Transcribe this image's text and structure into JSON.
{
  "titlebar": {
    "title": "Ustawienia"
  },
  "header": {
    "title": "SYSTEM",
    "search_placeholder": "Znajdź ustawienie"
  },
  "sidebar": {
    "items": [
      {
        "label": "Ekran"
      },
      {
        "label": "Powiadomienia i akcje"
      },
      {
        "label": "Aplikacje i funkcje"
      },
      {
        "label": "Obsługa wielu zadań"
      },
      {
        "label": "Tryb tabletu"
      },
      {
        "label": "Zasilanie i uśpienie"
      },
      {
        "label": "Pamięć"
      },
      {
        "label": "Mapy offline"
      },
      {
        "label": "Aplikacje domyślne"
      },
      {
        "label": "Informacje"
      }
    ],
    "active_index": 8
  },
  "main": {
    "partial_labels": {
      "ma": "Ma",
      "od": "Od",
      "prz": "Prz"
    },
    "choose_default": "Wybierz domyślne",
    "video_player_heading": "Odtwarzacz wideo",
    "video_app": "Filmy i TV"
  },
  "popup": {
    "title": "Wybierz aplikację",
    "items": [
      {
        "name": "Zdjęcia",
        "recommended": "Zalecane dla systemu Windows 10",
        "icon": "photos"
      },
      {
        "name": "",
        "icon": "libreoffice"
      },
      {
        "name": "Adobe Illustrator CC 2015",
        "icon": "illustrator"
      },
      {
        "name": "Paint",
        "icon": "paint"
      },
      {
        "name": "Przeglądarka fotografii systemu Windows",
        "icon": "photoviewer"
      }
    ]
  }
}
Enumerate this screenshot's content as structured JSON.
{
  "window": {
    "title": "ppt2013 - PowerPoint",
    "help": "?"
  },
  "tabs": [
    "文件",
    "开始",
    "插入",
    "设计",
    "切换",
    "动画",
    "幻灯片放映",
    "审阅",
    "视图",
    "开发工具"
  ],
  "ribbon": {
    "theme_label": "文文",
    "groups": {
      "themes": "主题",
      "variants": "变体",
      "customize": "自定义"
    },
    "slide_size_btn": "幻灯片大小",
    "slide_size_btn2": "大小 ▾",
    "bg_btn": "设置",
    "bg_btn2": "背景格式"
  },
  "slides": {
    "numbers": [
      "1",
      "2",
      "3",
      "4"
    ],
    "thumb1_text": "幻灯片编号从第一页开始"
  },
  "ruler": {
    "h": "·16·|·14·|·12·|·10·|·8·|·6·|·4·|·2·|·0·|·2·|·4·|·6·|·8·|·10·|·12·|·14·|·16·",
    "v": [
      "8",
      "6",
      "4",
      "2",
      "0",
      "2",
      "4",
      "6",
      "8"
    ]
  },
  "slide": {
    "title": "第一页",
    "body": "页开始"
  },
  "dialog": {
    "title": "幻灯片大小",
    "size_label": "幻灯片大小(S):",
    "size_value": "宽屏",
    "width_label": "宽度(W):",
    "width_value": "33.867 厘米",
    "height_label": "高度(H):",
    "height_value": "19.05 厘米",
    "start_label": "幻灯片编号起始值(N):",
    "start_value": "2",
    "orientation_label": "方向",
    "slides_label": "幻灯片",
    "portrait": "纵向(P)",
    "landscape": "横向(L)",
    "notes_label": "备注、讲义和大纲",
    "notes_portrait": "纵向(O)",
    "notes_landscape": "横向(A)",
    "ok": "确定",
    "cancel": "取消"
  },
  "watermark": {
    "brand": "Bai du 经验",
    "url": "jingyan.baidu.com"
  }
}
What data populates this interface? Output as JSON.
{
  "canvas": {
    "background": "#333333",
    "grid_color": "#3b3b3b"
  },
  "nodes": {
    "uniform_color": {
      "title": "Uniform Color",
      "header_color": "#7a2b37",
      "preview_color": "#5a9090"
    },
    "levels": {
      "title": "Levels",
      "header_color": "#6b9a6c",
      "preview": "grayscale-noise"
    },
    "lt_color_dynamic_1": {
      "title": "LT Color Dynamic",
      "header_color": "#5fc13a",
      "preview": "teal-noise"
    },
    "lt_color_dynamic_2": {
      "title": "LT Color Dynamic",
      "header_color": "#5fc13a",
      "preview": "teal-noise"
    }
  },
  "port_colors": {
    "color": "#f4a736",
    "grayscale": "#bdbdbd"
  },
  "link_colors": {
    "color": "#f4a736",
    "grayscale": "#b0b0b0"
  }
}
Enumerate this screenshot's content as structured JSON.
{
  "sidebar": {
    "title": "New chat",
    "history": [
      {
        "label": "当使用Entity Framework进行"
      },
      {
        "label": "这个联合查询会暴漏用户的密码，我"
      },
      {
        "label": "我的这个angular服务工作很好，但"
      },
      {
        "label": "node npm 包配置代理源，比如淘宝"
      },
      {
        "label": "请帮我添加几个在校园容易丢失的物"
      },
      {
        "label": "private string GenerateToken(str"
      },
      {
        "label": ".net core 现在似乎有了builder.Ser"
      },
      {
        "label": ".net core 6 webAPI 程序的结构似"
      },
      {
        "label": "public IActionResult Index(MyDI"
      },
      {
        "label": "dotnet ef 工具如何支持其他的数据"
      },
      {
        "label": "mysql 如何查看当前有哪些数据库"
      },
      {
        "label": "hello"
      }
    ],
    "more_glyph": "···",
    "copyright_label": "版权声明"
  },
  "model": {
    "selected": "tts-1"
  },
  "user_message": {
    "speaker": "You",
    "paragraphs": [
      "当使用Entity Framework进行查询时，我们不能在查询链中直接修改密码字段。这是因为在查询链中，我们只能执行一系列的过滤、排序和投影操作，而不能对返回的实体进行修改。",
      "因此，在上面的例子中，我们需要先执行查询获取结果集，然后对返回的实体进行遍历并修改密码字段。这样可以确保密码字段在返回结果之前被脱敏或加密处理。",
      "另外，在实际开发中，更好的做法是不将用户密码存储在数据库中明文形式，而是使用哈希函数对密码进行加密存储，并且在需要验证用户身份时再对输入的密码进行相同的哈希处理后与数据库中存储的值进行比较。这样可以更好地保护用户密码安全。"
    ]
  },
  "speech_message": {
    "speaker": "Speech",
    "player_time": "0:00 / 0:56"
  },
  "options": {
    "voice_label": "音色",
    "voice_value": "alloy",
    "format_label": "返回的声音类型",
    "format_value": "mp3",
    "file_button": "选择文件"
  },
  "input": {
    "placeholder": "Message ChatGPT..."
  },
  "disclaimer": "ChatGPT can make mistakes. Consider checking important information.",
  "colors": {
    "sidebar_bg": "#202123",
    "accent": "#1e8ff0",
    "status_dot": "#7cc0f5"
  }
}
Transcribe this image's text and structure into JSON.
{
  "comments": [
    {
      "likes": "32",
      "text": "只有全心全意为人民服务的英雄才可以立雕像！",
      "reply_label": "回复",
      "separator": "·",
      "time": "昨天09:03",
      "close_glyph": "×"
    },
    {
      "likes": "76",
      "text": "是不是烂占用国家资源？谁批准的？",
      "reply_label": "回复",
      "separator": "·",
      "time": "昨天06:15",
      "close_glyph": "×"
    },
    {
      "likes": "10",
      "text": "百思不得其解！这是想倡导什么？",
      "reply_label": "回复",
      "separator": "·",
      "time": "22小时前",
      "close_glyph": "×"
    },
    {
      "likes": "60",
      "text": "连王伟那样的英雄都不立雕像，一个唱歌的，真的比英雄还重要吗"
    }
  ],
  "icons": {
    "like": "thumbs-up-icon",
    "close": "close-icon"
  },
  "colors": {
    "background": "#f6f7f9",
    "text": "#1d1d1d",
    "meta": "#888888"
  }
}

_ _ _

Nothing should be changed: write out all of the data as is.

_OUTPUT FOR THIS EXERCISE_
Transcribe this image's text and structure into JSON.
{
  "titlebar": {
    "title": "Ustawienia"
  },
  "header": {
    "title": "SYSTEM",
    "search_placeholder": "Znajdź ustawienie"
  },
  "sidebar": {
    "items": [
      {
        "label": "Ekran"
      },
      {
        "label": "Powiadomienia i akcje"
      },
      {
        "label": "Aplikacje i funkcje"
      },
      {
        "label": "Obsługa wielu zadań"
      },
      {
        "label": "Tryb tabletu"
      },
      {
        "label": "Zasilanie i uśpienie"
      },
      {
        "label": "Pamięć"
      },
      {
        "label": "Mapy offline"
      },
      {
        "label": "Aplikacje domyślne"
      },
      {
        "label": "Informacje"
      }
    ],
    "active_index": 8
  },
  "main": {
    "partial_labels": {
      "ma": "Ma",
      "od": "Od",
      "prz": "Prz"
    },
    "choose_default": "Wybierz domyślne",
    "video_player_heading": "Odtwarzacz wideo",
    "video_app": "Filmy i TV"
  },
  "popup": {
    "title": "Wybierz aplikację",
    "items": [
      {
        "name": "Zdjęcia",
        "recommended": "Zalecane dla systemu Windows 10",
        "icon": "photos"
      },
      {
        "name": "",
        "icon": "libreoffice"
      },
      {
        "name": "Adobe Illustrator CC 2015",
        "icon": "illustrator"
      },
      {
        "name": "Paint",
        "icon": "paint"
      },
      {
        "name": "Przeglądarka fotografii systemu Windows",
        "icon": "photoviewer"
      }
    ]
  }
}
Enumerate this screenshot's content as structured JSON.
{
  "window": {
    "title": "ppt2013 - PowerPoint",
    "help": "?"
  },
  "tabs": [
    "文件",
    "开始",
    "插入",
    "设计",
    "切换",
    "动画",
    "幻灯片放映",
    "审阅",
    "视图",
    "开发工具"
  ],
  "ribbon": {
    "theme_label": "文文",
    "groups": {
      "themes": "主题",
      "variants": "变体",
      "customize": "自定义"
    },
    "slide_size_btn": "幻灯片大小",
    "slide_size_btn2": "大小 ▾",
    "bg_btn": "设置",
    "bg_btn2": "背景格式"
  },
  "slides": {
    "numbers": [
      "1",
      "2",
      "3",
      "4"
    ],
    "thumb1_text": "幻灯片编号从第一页开始"
  },
  "ruler": {
    "h": "·16·|·14·|·12·|·10·|·8·|·6·|·4·|·2·|·0·|·2·|·4·|·6·|·8·|·10·|·12·|·14·|·16·",
    "v": [
      "8",
      "6",
      "4",
      "2",
      "0",
      "2",
      "4",
      "6",
      "8"
    ]
  },
  "slide": {
    "title": "第一页",
    "body": "页开始"
  },
  "dialog": {
    "title": "幻灯片大小",
    "size_label": "幻灯片大小(S):",
    "size_value": "宽屏",
    "width_label": "宽度(W):",
    "width_value": "33.867 厘米",
    "height_label": "高度(H):",
    "height_value": "19.05 厘米",
    "start_label": "幻灯片编号起始值(N):",
    "start_value": "2",
    "orientation_label": "方向",
    "slides_label": "幻灯片",
    "portrait": "纵向(P)",
    "landscape": "横向(L)",
    "notes_label": "备注、讲义和大纲",
    "notes_portrait": "纵向(O)",
    "notes_landscape": "横向(A)",
    "ok": "确定",
    "cancel": "取消"
  },
  "watermark": {
    "brand": "Bai du 经验",
    "url": "jingyan.baidu.com"
  }
}
What data populates this interface? Output as JSON.
{
  "canvas": {
    "background": "#333333",
    "grid_color": "#3b3b3b"
  },
  "nodes": {
    "uniform_color": {
      "title": "Uniform Color",
      "header_color": "#7a2b37",
      "preview_color": "#5a9090"
    },
    "levels": {
      "title": "Levels",
      "header_color": "#6b9a6c",
      "preview": "grayscale-noise"
    },
    "lt_color_dynamic_1": {
      "title": "LT Color Dynamic",
      "header_color": "#5fc13a",
      "preview": "teal-noise"
    },
    "lt_color_dynamic_2": {
      "title": "LT Color Dynamic",
      "header_color": "#5fc13a",
      "preview": "teal-noise"
    }
  },
  "port_colors": {
    "color": "#f4a736",
    "grayscale": "#bdbdbd"
  },
  "link_colors": {
    "color": "#f4a736",
    "grayscale": "#b0b0b0"
  }
}
Enumerate this screenshot's content as structured JSON.
{
  "sidebar": {
    "title": "New chat",
    "history": [
      {
        "label": "当使用Entity Framework进行"
      },
      {
        "label": "这个联合查询会暴漏用户的密码，我"
      },
      {
        "label": "我的这个angular服务工作很好，但"
      },
      {
        "label": "node npm 包配置代理源，比如淘宝"
      },
      {
        "label": "请帮我添加几个在校园容易丢失的物"
      },
      {
        "label": "private string GenerateToken(str"
      },
      {
        "label": ".net core 现在似乎有了builder.Ser"
      },
      {
        "label": ".net core 6 webAPI 程序的结构似"
      },
      {
        "label": "public IActionResult Index(MyDI"
      },
      {
        "label": "dotnet ef 工具如何支持其他的数据"
      },
      {
        "label": "mysql 如何查看当前有哪些数据库"
      },
      {
        "label": "hello"
      }
    ],
    "more_glyph": "···",
    "copyright_label": "版权声明"
  },
  "model": {
    "selected": "tts-1"
  },
  "user_message": {
    "speaker": "You",
    "paragraphs": [
      "当使用Entity Framework进行查询时，我们不能在查询链中直接修改密码字段。这是因为在查询链中，我们只能执行一系列的过滤、排序和投影操作，而不能对返回的实体进行修改。",
      "因此，在上面的例子中，我们需要先执行查询获取结果集，然后对返回的实体进行遍历并修改密码字段。这样可以确保密码字段在返回结果之前被脱敏或加密处理。",
      "另外，在实际开发中，更好的做法是不将用户密码存储在数据库中明文形式，而是使用哈希函数对密码进行加密存储，并且在需要验证用户身份时再对输入的密码进行相同的哈希处理后与数据库中存储的值进行比较。这样可以更好地保护用户密码安全。"
    ]
  },
  "speech_message": {
    "speaker": "Speech",
    "player_time": "0:00 / 0:56"
  },
  "options": {
    "voice_label": "音色",
    "voice_value": "alloy",
    "format_label": "返回的声音类型",
    "format_value": "mp3",
    "file_button": "选择文件"
  },
  "input": {
    "placeholder": "Message ChatGPT..."
  },
  "disclaimer": "ChatGPT can make mistakes. Consider checking important information.",
  "colors": {
    "sidebar_bg": "#202123",
    "accent": "#1e8ff0",
    "status_dot": "#7cc0f5"
  }
}
Transcribe this image's text and structure into JSON.
{
  "comments": [
    {
      "likes": "32",
      "text": "只有全心全意为人民服务的英雄才可以立雕像！",
      "reply_label": "回复",
      "separator": "·",
      "time": "昨天09:03",
      "close_glyph": "×"
    },
    {
      "likes": "76",
      "text": "是不是烂占用国家资源？谁批准的？",
      "reply_label": "回复",
      "separator": "·",
      "time": "昨天06:15",
      "close_glyph": "×"
    },
    {
      "likes": "10",
      "text": "百思不得其解！这是想倡导什么？",
      "reply_label": "回复",
      "separator": "·",
      "time": "22小时前",
      "close_glyph": "×"
    },
    {
      "likes": "60",
      "text": "连王伟那样的英雄都不立雕像，一个唱歌的，真的比英雄还重要吗"
    }
  ],
  "icons": {
    "like": "thumbs-up-icon",
    "close": "close-icon"
  },
  "colors": {
    "background": "#f6f7f9",
    "text": "#1d1d1d",
    "meta": "#888888"
  }
}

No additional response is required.